>> Begin

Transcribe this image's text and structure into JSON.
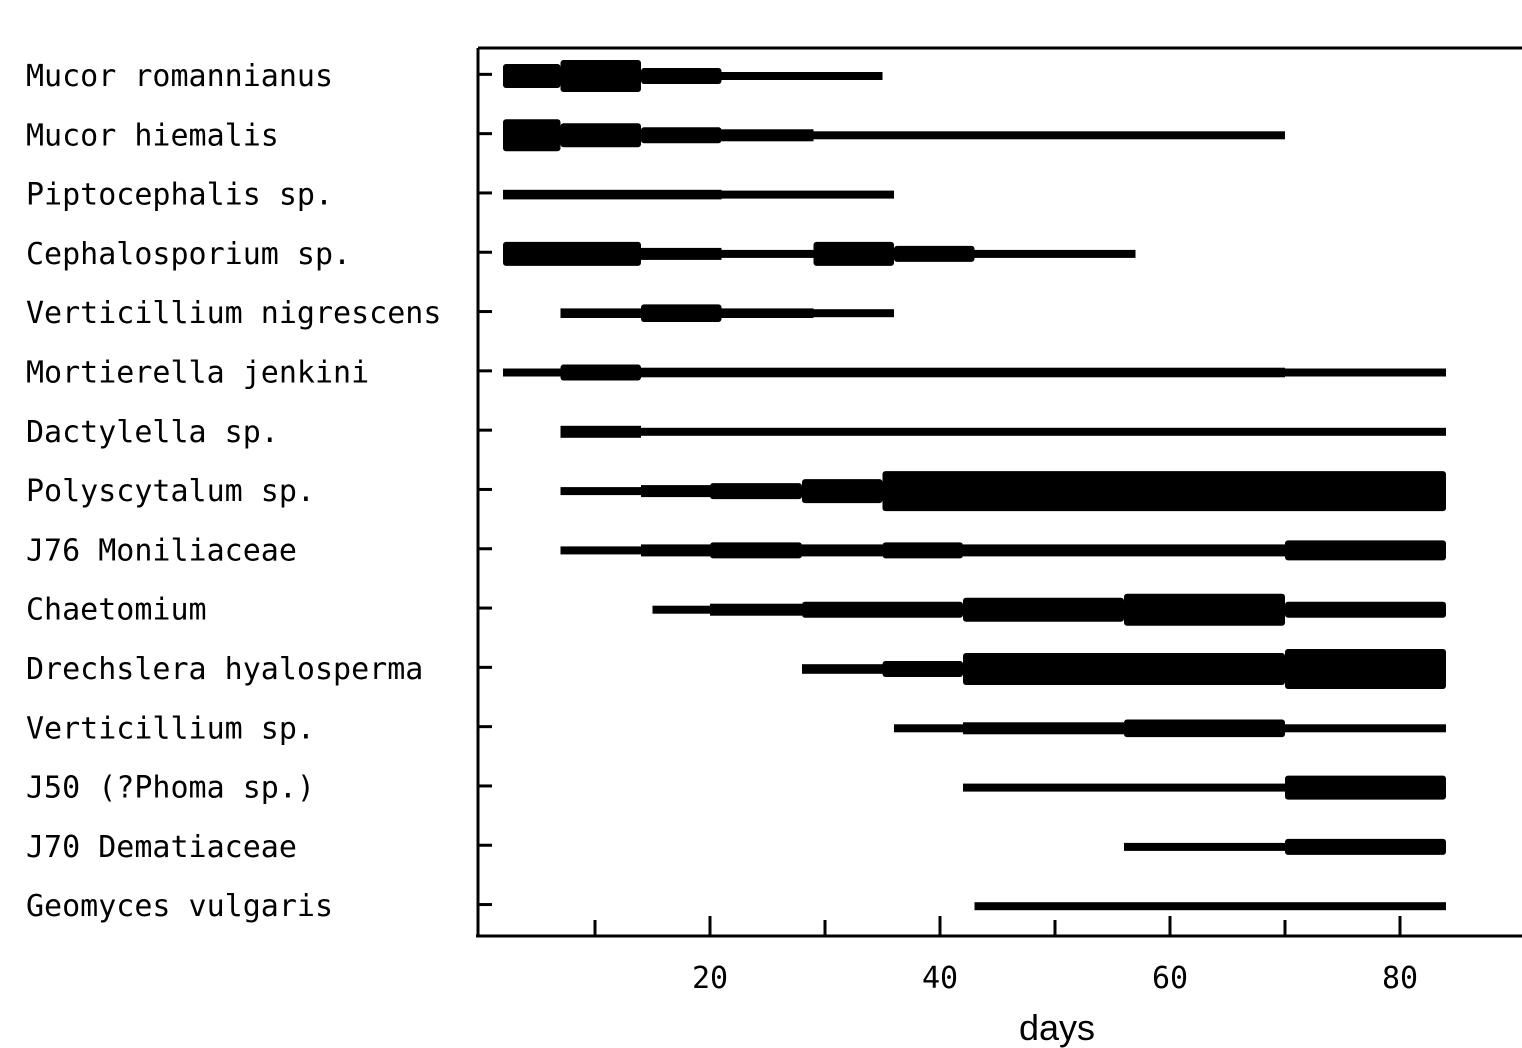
{
  "chart_data": {
    "type": "bar",
    "subtype": "kite-diagram",
    "title": "",
    "xlabel": "days",
    "ylabel": "",
    "xlim": [
      0,
      90
    ],
    "x_ticks": [
      20,
      40,
      60,
      80
    ],
    "x_minor_ticks": [
      10,
      30,
      50,
      70
    ],
    "width_scale": "relative abundance, 1 = thin line, 5 = thickest band",
    "species": [
      {
        "name": "Mucor romannianus",
        "segments": [
          [
            2,
            7,
            3
          ],
          [
            7,
            14,
            4
          ],
          [
            14,
            21,
            2
          ],
          [
            21,
            35,
            1
          ]
        ]
      },
      {
        "name": "Mucor hiemalis",
        "segments": [
          [
            2,
            7,
            4
          ],
          [
            7,
            14,
            3
          ],
          [
            14,
            21,
            2
          ],
          [
            21,
            29,
            1.5
          ],
          [
            29,
            70,
            1
          ]
        ]
      },
      {
        "name": "Piptocephalis sp.",
        "segments": [
          [
            2,
            21,
            1.2
          ],
          [
            21,
            36,
            1
          ]
        ]
      },
      {
        "name": "Cephalosporium sp.",
        "segments": [
          [
            2,
            14,
            3
          ],
          [
            14,
            21,
            1.5
          ],
          [
            21,
            29,
            1
          ],
          [
            29,
            36,
            3
          ],
          [
            36,
            43,
            2
          ],
          [
            43,
            57,
            1
          ]
        ]
      },
      {
        "name": "Verticillium nigrescens",
        "segments": [
          [
            7,
            14,
            1.2
          ],
          [
            14,
            21,
            2.2
          ],
          [
            21,
            29,
            1.2
          ],
          [
            29,
            36,
            1
          ]
        ]
      },
      {
        "name": "Mortierella jenkini",
        "segments": [
          [
            2,
            7,
            1
          ],
          [
            7,
            14,
            2
          ],
          [
            14,
            70,
            1.2
          ],
          [
            70,
            84,
            1
          ]
        ]
      },
      {
        "name": "Dactylella sp.",
        "segments": [
          [
            7,
            14,
            1.5
          ],
          [
            14,
            21,
            1
          ],
          [
            21,
            84,
            1
          ]
        ]
      },
      {
        "name": "Polyscytalum sp.",
        "segments": [
          [
            7,
            14,
            1
          ],
          [
            14,
            20,
            1.5
          ],
          [
            20,
            28,
            2
          ],
          [
            28,
            35,
            3
          ],
          [
            35,
            84,
            5
          ]
        ]
      },
      {
        "name": "J76 Moniliaceae",
        "segments": [
          [
            7,
            14,
            1
          ],
          [
            14,
            20,
            1.5
          ],
          [
            20,
            28,
            2
          ],
          [
            28,
            35,
            1.5
          ],
          [
            35,
            42,
            2
          ],
          [
            42,
            70,
            1.5
          ],
          [
            70,
            84,
            2.5
          ]
        ]
      },
      {
        "name": "Chaetomium",
        "segments": [
          [
            15,
            20,
            1
          ],
          [
            20,
            28,
            1.5
          ],
          [
            28,
            42,
            2
          ],
          [
            42,
            56,
            3
          ],
          [
            56,
            70,
            4
          ],
          [
            70,
            84,
            2
          ]
        ]
      },
      {
        "name": "Drechslera hyalosperma",
        "segments": [
          [
            28,
            35,
            1.2
          ],
          [
            35,
            42,
            2
          ],
          [
            42,
            70,
            4
          ],
          [
            70,
            84,
            5
          ]
        ]
      },
      {
        "name": "Verticillium sp.",
        "segments": [
          [
            36,
            42,
            1
          ],
          [
            42,
            56,
            1.5
          ],
          [
            56,
            70,
            2.2
          ],
          [
            70,
            84,
            1
          ]
        ]
      },
      {
        "name": "J50 (?Phoma sp.)",
        "segments": [
          [
            42,
            70,
            1
          ],
          [
            70,
            84,
            3
          ]
        ]
      },
      {
        "name": "J70 Dematiaceae",
        "segments": [
          [
            56,
            70,
            1
          ],
          [
            70,
            84,
            2
          ]
        ]
      },
      {
        "name": "Geomyces vulgaris",
        "segments": [
          [
            43,
            84,
            1
          ]
        ]
      }
    ]
  }
}
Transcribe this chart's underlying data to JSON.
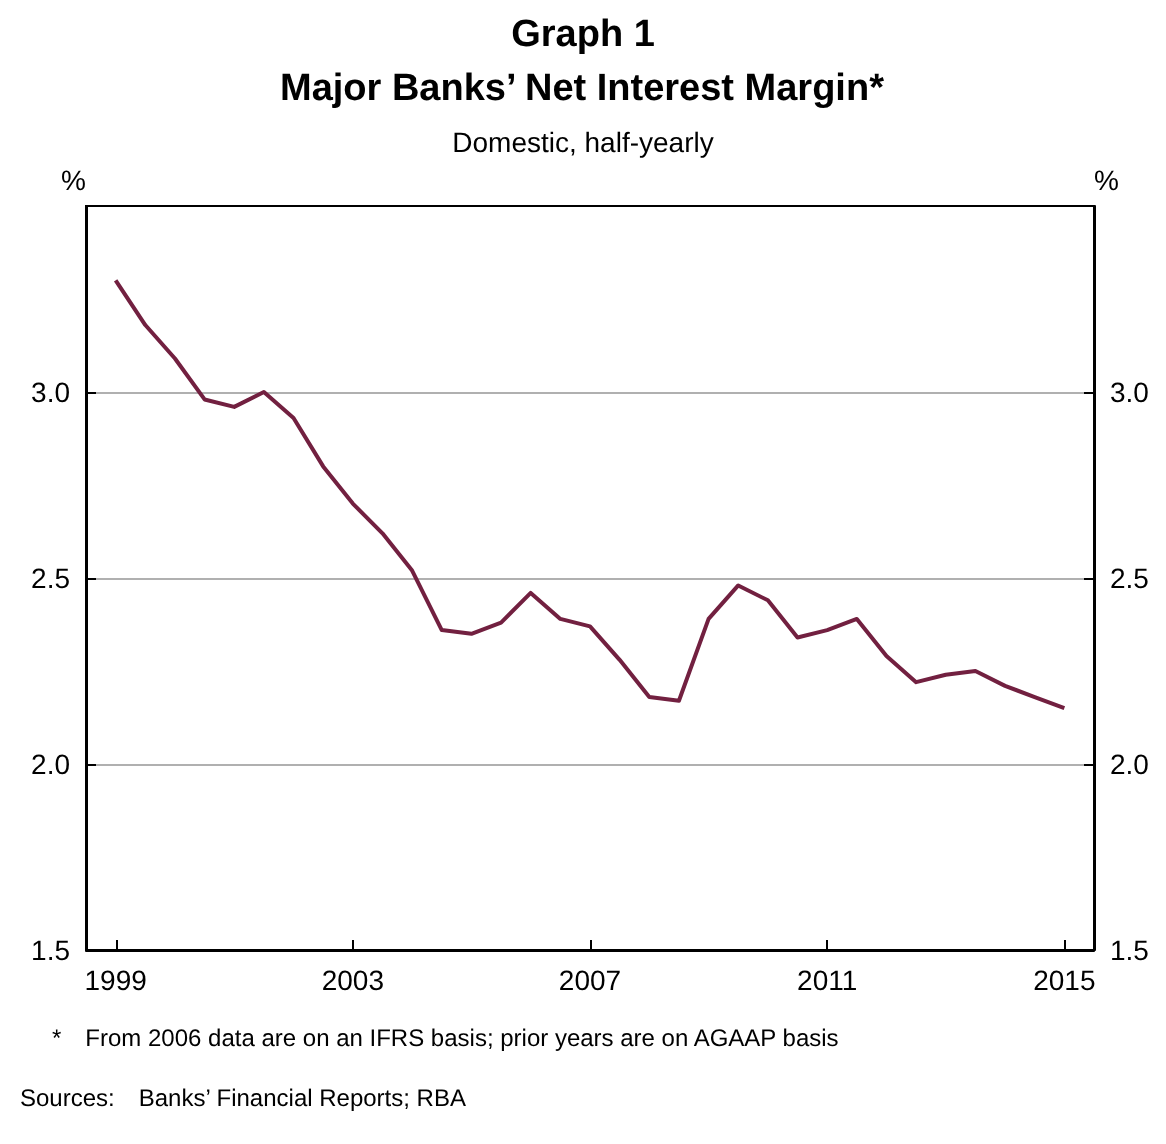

>> End

- Aim of the task -
Exclude the pictures. Write out the remaining data exactly.

- In response -
Transcribe this image's text and structure into JSON.
{
  "chart_data": {
    "type": "bar",
    "subtype": "kite-diagram",
    "title": "",
    "xlabel": "days",
    "ylabel": "",
    "xlim": [
      0,
      90
    ],
    "x_ticks": [
      20,
      40,
      60,
      80
    ],
    "x_minor_ticks": [
      10,
      30,
      50,
      70
    ],
    "width_scale": "relative abundance, 1 = thin line, 5 = thickest band",
    "species": [
      {
        "name": "Mucor romannianus",
        "segments": [
          [
            2,
            7,
            3
          ],
          [
            7,
            14,
            4
          ],
          [
            14,
            21,
            2
          ],
          [
            21,
            35,
            1
          ]
        ]
      },
      {
        "name": "Mucor hiemalis",
        "segments": [
          [
            2,
            7,
            4
          ],
          [
            7,
            14,
            3
          ],
          [
            14,
            21,
            2
          ],
          [
            21,
            29,
            1.5
          ],
          [
            29,
            70,
            1
          ]
        ]
      },
      {
        "name": "Piptocephalis sp.",
        "segments": [
          [
            2,
            21,
            1.2
          ],
          [
            21,
            36,
            1
          ]
        ]
      },
      {
        "name": "Cephalosporium sp.",
        "segments": [
          [
            2,
            14,
            3
          ],
          [
            14,
            21,
            1.5
          ],
          [
            21,
            29,
            1
          ],
          [
            29,
            36,
            3
          ],
          [
            36,
            43,
            2
          ],
          [
            43,
            57,
            1
          ]
        ]
      },
      {
        "name": "Verticillium nigrescens",
        "segments": [
          [
            7,
            14,
            1.2
          ],
          [
            14,
            21,
            2.2
          ],
          [
            21,
            29,
            1.2
          ],
          [
            29,
            36,
            1
          ]
        ]
      },
      {
        "name": "Mortierella jenkini",
        "segments": [
          [
            2,
            7,
            1
          ],
          [
            7,
            14,
            2
          ],
          [
            14,
            70,
            1.2
          ],
          [
            70,
            84,
            1
          ]
        ]
      },
      {
        "name": "Dactylella sp.",
        "segments": [
          [
            7,
            14,
            1.5
          ],
          [
            14,
            21,
            1
          ],
          [
            21,
            84,
            1
          ]
        ]
      },
      {
        "name": "Polyscytalum sp.",
        "segments": [
          [
            7,
            14,
            1
          ],
          [
            14,
            20,
            1.5
          ],
          [
            20,
            28,
            2
          ],
          [
            28,
            35,
            3
          ],
          [
            35,
            84,
            5
          ]
        ]
      },
      {
        "name": "J76 Moniliaceae",
        "segments": [
          [
            7,
            14,
            1
          ],
          [
            14,
            20,
            1.5
          ],
          [
            20,
            28,
            2
          ],
          [
            28,
            35,
            1.5
          ],
          [
            35,
            42,
            2
          ],
          [
            42,
            70,
            1.5
          ],
          [
            70,
            84,
            2.5
          ]
        ]
      },
      {
        "name": "Chaetomium",
        "segments": [
          [
            15,
            20,
            1
          ],
          [
            20,
            28,
            1.5
          ],
          [
            28,
            42,
            2
          ],
          [
            42,
            56,
            3
          ],
          [
            56,
            70,
            4
          ],
          [
            70,
            84,
            2
          ]
        ]
      },
      {
        "name": "Drechslera hyalosperma",
        "segments": [
          [
            28,
            35,
            1.2
          ],
          [
            35,
            42,
            2
          ],
          [
            42,
            70,
            4
          ],
          [
            70,
            84,
            5
          ]
        ]
      },
      {
        "name": "Verticillium sp.",
        "segments": [
          [
            36,
            42,
            1
          ],
          [
            42,
            56,
            1.5
          ],
          [
            56,
            70,
            2.2
          ],
          [
            70,
            84,
            1
          ]
        ]
      },
      {
        "name": "J50 (?Phoma sp.)",
        "segments": [
          [
            42,
            70,
            1
          ],
          [
            70,
            84,
            3
          ]
        ]
      },
      {
        "name": "J70 Dematiaceae",
        "segments": [
          [
            56,
            70,
            1
          ],
          [
            70,
            84,
            2
          ]
        ]
      },
      {
        "name": "Geomyces vulgaris",
        "segments": [
          [
            43,
            84,
            1
          ]
        ]
      }
    ]
  }
}
Transcribe this chart's underlying data to JSON.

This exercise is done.